WORK INSTRUCTIONS — Copy the data precisely, character for character, and leave out every picture.

(Items from a dataset)
# # # # # # #

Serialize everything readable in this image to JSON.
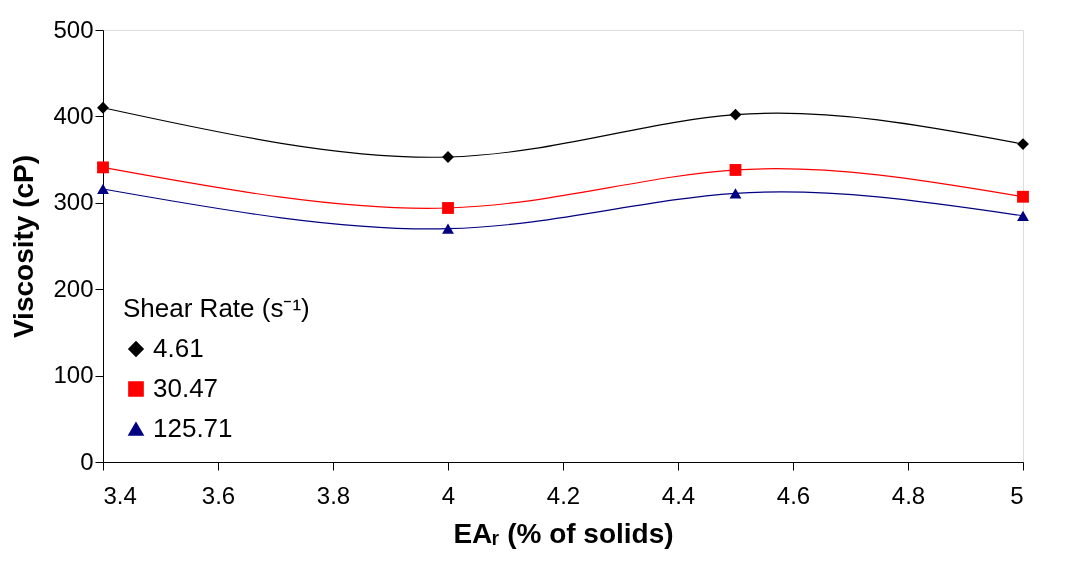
{
  "chart_data": {
    "type": "line",
    "xlabel": "EAᵣ (% of solids)",
    "ylabel": "Viscosity (cP)",
    "legend_title": "Shear Rate (s⁻¹)",
    "x": [
      3.4,
      4,
      4.5,
      5
    ],
    "series": [
      {
        "name": "4.61",
        "color": "#000000",
        "marker": "diamond",
        "values": [
          410,
          353,
          402,
          368
        ]
      },
      {
        "name": "30.47",
        "color": "#ff0000",
        "marker": "square",
        "values": [
          341,
          294,
          338,
          307
        ]
      },
      {
        "name": "125.71",
        "color": "#000080",
        "marker": "triangle",
        "values": [
          316,
          270,
          311,
          285
        ]
      }
    ],
    "xlim": [
      3.4,
      5
    ],
    "xticks": [
      3.4,
      3.6,
      3.8,
      4,
      4.2,
      4.4,
      4.6,
      4.8,
      5
    ],
    "ylim": [
      0,
      500
    ],
    "yticks": [
      0,
      100,
      200,
      300,
      400,
      500
    ],
    "grid": false,
    "legend": "bottom left",
    "line_style": "solid"
  }
}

# # # # # # #

EXERCISE SOLUTION —
Serialize everything readable in this image to JSON.
{
  "chart_data": {
    "type": "line",
    "xlabel": "EAᵣ (% of solids)",
    "ylabel": "Viscosity (cP)",
    "legend_title": "Shear Rate (s⁻¹)",
    "x": [
      3.4,
      4,
      4.5,
      5
    ],
    "series": [
      {
        "name": "4.61",
        "color": "#000000",
        "marker": "diamond",
        "values": [
          410,
          353,
          402,
          368
        ]
      },
      {
        "name": "30.47",
        "color": "#ff0000",
        "marker": "square",
        "values": [
          341,
          294,
          338,
          307
        ]
      },
      {
        "name": "125.71",
        "color": "#000080",
        "marker": "triangle",
        "values": [
          316,
          270,
          311,
          285
        ]
      }
    ],
    "xlim": [
      3.4,
      5
    ],
    "xticks": [
      3.4,
      3.6,
      3.8,
      4,
      4.2,
      4.4,
      4.6,
      4.8,
      5
    ],
    "ylim": [
      0,
      500
    ],
    "yticks": [
      0,
      100,
      200,
      300,
      400,
      500
    ],
    "grid": false,
    "legend": "bottom left",
    "line_style": "solid"
  }
}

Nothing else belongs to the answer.